Page text:
=====

Article 10 – Freedom of expression:
“1. Everyone has the right to freedom of expression. This right shall include freedom to hold opinions and to receive and impart information and ideas without interference by public authority and regardless of frontiers. This article shall not prevent States from requiring the licensing of broadcasting, television or cinema enterprises.
2. The exercise of these freedoms, since it carries with it duties and responsibilities, may be subject to such formalities, conditions, restrictions or penalties as are prescribed by law and are necessary in a democratic society, in the interests of national security, territorial integrity or public safety, for the prevention of disorder or crime, for the protection of health or morals, for the protection of the reputation or rights of others, for preventing the disclosure of information received in confidence, or for maintaining the authority and impartiality of the judiciary.”

=====

Data lines:
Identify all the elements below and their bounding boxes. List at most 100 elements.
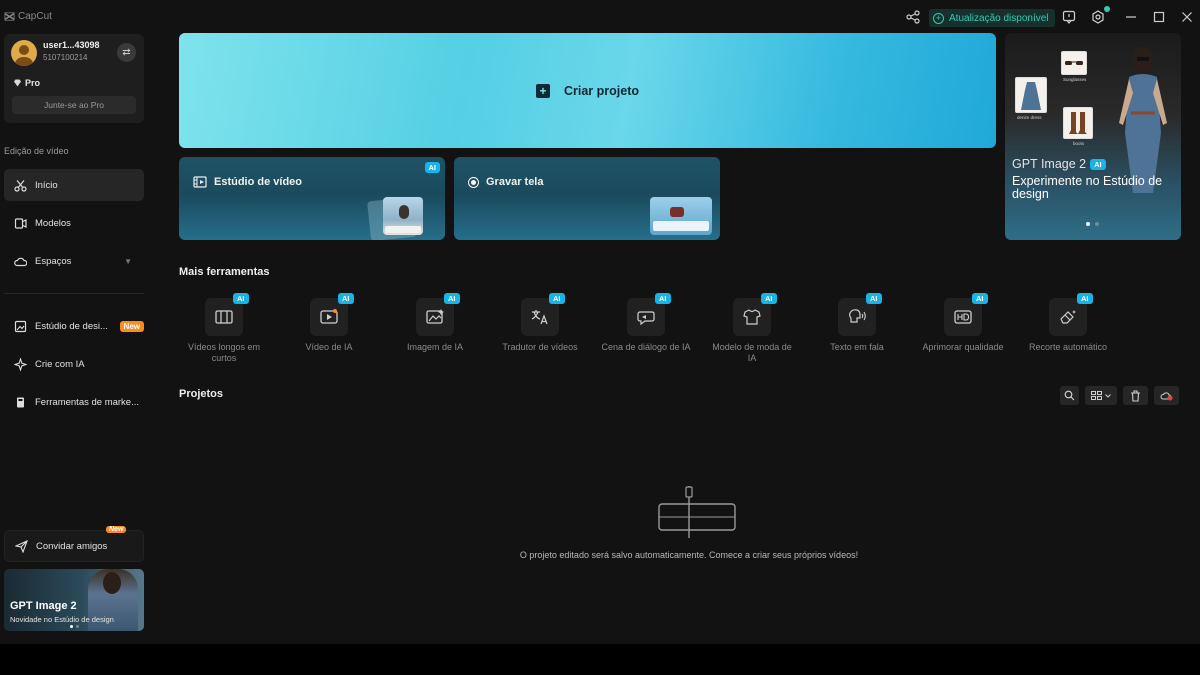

=====

Exercise details: Sum up the freedom of expression article above in two sentences.

Expected answer: Everyone has the right to freedom of expression, which includes holding opinions and receiving and sharing information and ideas without interference by public authority and regardless of frontiers, though States may still require licensing of broadcasting, television or cinema enterprises. Because these freedoms carry duties and responsibilities, they may be subject to formalities, conditions, restrictions or penalties that are prescribed by law and necessary in a democratic society for purposes such as national security, territorial integrity, public safety, preventing disorder or crime, protecting health, morals or the reputation or rights of others, preventing disclosure of confidential information, and maintaining the authority and impartiality of the judiciary.